▶ _Task to carry out_
Can you output the records below exactly as they are written?

— begin Given information —

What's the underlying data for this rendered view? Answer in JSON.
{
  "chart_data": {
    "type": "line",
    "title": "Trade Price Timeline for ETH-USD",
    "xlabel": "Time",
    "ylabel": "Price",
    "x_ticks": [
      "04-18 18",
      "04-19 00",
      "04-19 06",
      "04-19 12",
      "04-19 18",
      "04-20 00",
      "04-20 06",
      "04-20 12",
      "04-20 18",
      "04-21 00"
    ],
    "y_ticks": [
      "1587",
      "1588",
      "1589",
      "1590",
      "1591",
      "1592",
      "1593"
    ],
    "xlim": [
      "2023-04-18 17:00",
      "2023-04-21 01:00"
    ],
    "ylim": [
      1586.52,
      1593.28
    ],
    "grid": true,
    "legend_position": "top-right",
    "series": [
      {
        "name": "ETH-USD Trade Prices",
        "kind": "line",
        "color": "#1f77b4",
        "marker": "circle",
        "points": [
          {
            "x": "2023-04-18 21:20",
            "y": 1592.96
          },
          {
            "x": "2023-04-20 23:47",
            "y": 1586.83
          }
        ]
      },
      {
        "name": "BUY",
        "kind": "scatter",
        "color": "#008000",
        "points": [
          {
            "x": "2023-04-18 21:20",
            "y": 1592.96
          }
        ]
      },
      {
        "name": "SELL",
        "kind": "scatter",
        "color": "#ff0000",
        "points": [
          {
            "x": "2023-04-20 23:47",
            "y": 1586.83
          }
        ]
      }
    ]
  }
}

— end Given information —

▶ _Final result_
What's the underlying data for this rendered view? Answer in JSON.
{
  "chart_data": {
    "type": "line",
    "title": "Trade Price Timeline for ETH-USD",
    "xlabel": "Time",
    "ylabel": "Price",
    "x_ticks": [
      "04-18 18",
      "04-19 00",
      "04-19 06",
      "04-19 12",
      "04-19 18",
      "04-20 00",
      "04-20 06",
      "04-20 12",
      "04-20 18",
      "04-21 00"
    ],
    "y_ticks": [
      "1587",
      "1588",
      "1589",
      "1590",
      "1591",
      "1592",
      "1593"
    ],
    "xlim": [
      "2023-04-18 17:00",
      "2023-04-21 01:00"
    ],
    "ylim": [
      1586.52,
      1593.28
    ],
    "grid": true,
    "legend_position": "top-right",
    "series": [
      {
        "name": "ETH-USD Trade Prices",
        "kind": "line",
        "color": "#1f77b4",
        "marker": "circle",
        "points": [
          {
            "x": "2023-04-18 21:20",
            "y": 1592.96
          },
          {
            "x": "2023-04-20 23:47",
            "y": 1586.83
          }
        ]
      },
      {
        "name": "BUY",
        "kind": "scatter",
        "color": "#008000",
        "points": [
          {
            "x": "2023-04-18 21:20",
            "y": 1592.96
          }
        ]
      },
      {
        "name": "SELL",
        "kind": "scatter",
        "color": "#ff0000",
        "points": [
          {
            "x": "2023-04-20 23:47",
            "y": 1586.83
          }
        ]
      }
    ]
  }
}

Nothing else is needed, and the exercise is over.